Monday, August 22, 2016

LOUISIANA - Historic Floods

"How Louisiana plans to rebuild after historically damaging floods" PBS NewsHour 8/18/2016


SUMMARY:  As the Louisiana flooding begins to subside, the state looks toward rebuilding.  The disaster affected over 20 parishes, including areas outside flood zones -- meaning residents there do not have flood insurance.  William Brangham speaks with Billy Nungesser, Louisiana's lieutenant governor, about how the state is planning to use FEMA funds, the help of volunteers and Red Cross shelters to recover.

WILLIAM BRANGHAM (NewsHour):  As the flood waters start to recede, the hard work of assessing and rebuilding begins.

CLEVE BROWN, Baton Rouge Resident:  Basically, we lost everything, you know, other than our lives.  Couple of hours, we probably had six-foot of water.  Water is probably one of the worst Mother Nature beasts there is.

WILLIAM BRANGHAM:  An estimated 40,000 homes were damaged in the flooding that inundated Baton Rouge and Lafayette, killing at least 13 people.

Homeland Security Secretary Jeh Johnson got a first hand look today.

JEH JOHNSON, Secretary of Homeland Security:  The federal government is here.  We have been here.  We will be here as long as it takes to help this community recover.

WILLIAM BRANGHAM:  Four thousand people are still living in shelters across the state.

GAIL MCGOVERN, Red Cross President and CEO:  This is the largest operation that the American Red Cross has responded to since 2012, Superstorm Sandy, and driving s around the affected area, it's really devastating.

WILLIAM BRANGHAM:  In the most damaged areas, only about one out of every eight homes is covered by flood insurance, because these areas weren't considered likely to flood.

CLEVE BROWN:  No one was expecting this.  This is, I mean, you can see, I might have gotten from here at it's worst to up here.  So, that's why no one was expecting it.  So, they're not going to have flood insurance.  They were, you know, they thought they were high and dry.

WILLIAM BRANGHAM:  More than 9,000 insurance claims have been filed so far.

For more on how Louisiana is doing, I'm joined now by the state's lieutenant governor, Billy Nungesser.  He joins us from Louisiana Public Broadcasting in Baton Rouge, where many of our colleagues there have also been flooded out of their homes.

▶ [Problems to solve]
1 > List every person whose words appear under a speaker heading in the Louisiana flooding transcript.
2 > Answer these questions from the Louisiana flooding transcript:
(a) About how many homes were damaged in the flooding?
(b) How many people are still living in shelters across the state?
(c) How many insurance claims have been filed so far?
3 > Write out the stretch of the Louisiana flooding transcript from "WILLIAM BRANGHAM:  Four" through "it's really devastating.".

▶ [Stored data entries]
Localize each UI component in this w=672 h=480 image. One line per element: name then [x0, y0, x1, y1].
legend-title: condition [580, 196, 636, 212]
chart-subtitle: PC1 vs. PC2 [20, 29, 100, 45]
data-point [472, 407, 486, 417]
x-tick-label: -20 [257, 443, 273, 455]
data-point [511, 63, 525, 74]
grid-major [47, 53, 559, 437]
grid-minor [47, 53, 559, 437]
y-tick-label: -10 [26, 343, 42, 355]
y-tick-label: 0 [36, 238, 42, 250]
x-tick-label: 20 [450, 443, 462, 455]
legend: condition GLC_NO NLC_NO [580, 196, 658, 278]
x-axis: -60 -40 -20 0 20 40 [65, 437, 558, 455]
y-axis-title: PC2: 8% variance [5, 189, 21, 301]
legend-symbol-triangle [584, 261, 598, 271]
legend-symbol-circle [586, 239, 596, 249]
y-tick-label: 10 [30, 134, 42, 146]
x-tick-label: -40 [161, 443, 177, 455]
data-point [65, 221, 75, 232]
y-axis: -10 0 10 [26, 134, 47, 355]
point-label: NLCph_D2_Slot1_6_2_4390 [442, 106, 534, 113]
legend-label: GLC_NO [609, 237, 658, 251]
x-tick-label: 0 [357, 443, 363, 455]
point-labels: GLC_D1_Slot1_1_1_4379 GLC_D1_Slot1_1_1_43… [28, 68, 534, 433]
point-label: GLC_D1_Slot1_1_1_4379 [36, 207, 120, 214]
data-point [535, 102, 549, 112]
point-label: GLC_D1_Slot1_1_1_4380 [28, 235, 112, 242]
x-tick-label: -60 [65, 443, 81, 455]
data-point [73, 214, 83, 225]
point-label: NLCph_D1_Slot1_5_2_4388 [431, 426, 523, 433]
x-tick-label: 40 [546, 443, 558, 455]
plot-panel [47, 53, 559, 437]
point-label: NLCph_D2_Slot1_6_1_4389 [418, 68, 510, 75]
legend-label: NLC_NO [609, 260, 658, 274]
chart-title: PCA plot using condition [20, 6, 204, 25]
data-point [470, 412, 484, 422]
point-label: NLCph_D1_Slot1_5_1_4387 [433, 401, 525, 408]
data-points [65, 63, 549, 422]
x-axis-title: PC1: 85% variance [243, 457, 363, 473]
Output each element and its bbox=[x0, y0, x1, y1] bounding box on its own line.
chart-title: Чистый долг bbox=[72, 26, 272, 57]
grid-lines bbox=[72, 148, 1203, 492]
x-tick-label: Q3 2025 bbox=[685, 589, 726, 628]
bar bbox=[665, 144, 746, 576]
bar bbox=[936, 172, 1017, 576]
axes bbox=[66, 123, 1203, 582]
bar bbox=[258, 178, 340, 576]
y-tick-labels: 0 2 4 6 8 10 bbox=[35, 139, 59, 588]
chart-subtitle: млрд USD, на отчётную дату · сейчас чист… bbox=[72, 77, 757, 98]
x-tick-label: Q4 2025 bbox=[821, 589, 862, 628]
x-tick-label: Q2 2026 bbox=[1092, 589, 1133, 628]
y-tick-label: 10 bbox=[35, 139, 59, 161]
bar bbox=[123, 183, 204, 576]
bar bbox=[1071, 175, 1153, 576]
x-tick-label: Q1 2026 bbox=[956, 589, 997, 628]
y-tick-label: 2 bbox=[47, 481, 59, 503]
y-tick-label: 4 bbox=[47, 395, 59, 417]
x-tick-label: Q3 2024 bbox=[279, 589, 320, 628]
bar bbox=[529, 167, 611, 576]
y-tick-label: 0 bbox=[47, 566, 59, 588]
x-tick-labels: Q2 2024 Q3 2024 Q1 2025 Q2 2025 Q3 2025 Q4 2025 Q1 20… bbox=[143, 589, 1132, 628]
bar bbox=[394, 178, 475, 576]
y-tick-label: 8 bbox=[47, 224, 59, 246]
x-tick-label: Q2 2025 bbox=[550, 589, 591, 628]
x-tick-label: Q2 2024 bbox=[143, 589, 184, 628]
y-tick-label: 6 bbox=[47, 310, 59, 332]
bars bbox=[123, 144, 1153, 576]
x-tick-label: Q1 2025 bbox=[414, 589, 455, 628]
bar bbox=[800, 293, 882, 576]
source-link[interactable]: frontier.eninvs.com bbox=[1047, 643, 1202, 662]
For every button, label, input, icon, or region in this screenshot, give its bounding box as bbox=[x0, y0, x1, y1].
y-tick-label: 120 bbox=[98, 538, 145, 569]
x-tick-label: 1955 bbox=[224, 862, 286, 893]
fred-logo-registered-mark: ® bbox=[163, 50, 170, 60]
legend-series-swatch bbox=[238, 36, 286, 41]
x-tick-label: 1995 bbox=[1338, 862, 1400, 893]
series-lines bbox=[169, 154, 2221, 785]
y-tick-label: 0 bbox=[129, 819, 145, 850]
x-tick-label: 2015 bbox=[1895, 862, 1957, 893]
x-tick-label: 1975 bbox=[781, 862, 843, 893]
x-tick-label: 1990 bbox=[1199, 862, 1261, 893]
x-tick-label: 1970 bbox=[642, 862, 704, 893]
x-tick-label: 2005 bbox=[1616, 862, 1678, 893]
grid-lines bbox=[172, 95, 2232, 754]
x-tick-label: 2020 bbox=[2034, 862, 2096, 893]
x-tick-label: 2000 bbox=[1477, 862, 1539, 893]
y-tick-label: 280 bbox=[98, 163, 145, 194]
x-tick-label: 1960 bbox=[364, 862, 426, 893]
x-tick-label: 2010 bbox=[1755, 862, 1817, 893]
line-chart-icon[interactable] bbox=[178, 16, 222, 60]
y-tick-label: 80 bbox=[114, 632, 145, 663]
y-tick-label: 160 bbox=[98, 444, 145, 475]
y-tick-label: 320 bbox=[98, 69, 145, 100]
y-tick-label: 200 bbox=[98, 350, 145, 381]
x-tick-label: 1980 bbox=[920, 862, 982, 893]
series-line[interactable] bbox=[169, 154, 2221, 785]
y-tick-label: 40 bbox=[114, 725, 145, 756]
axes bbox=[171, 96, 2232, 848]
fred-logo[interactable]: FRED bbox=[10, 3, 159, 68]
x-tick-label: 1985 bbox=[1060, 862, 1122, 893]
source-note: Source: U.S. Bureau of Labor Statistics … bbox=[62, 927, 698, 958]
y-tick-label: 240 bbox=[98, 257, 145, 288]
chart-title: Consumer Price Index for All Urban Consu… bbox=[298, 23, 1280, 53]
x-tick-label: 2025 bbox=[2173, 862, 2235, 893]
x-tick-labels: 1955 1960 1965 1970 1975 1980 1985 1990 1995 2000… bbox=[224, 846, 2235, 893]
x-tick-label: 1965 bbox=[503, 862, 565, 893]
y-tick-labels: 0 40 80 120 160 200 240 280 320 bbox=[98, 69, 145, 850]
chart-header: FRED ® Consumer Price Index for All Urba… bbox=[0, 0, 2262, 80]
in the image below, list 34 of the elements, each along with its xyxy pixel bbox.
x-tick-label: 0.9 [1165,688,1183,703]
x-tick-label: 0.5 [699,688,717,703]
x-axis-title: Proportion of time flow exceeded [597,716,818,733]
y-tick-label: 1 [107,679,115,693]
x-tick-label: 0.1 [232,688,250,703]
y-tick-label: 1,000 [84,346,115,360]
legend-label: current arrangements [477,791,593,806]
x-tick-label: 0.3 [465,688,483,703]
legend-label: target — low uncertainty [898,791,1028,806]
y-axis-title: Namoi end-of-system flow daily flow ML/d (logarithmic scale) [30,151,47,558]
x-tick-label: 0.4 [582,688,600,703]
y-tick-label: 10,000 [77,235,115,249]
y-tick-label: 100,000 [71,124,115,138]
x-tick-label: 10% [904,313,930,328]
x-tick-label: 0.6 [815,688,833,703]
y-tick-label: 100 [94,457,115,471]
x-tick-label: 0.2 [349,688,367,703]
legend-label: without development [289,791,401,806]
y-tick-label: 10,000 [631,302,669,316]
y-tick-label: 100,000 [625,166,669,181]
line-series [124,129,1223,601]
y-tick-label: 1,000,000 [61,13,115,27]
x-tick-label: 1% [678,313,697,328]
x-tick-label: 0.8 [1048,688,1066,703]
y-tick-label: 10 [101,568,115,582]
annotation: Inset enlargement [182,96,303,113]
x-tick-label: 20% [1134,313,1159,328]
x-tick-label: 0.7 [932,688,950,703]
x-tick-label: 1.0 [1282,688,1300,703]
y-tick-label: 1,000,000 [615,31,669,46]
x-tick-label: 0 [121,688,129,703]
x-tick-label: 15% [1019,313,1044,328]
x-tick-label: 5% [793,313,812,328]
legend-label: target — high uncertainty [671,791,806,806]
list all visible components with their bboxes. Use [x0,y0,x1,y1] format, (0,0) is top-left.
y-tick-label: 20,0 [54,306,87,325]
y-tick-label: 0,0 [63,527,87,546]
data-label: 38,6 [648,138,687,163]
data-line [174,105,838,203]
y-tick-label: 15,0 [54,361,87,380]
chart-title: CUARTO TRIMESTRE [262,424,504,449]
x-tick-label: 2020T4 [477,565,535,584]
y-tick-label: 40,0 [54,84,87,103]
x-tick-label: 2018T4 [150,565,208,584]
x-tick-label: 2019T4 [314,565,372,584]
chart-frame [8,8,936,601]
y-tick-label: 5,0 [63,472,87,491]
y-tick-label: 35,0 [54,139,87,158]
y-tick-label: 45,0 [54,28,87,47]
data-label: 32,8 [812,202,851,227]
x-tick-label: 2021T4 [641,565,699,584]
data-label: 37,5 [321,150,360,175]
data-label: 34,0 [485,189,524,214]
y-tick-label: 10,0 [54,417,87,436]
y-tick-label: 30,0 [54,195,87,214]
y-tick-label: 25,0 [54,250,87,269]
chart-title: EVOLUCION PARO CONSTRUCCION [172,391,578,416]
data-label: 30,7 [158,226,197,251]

▶ [Written responses]
1 > William Brangham, Cleve Brown, Jeh Johnson, Gail McGovern

2 >
(a) An estimated 40,000 homes.
(b) Four thousand people.
(c) More than 9,000 claims.

3 >
WILLIAM BRANGHAM:  Four thousand people are still living in shelters across the state.

GAIL MCGOVERN, Red Cross President and CEO:  This is the largest operation that the American Red Cross has responded to since 2012, Superstorm Sandy, and driving s around the affected area, it's really devastating.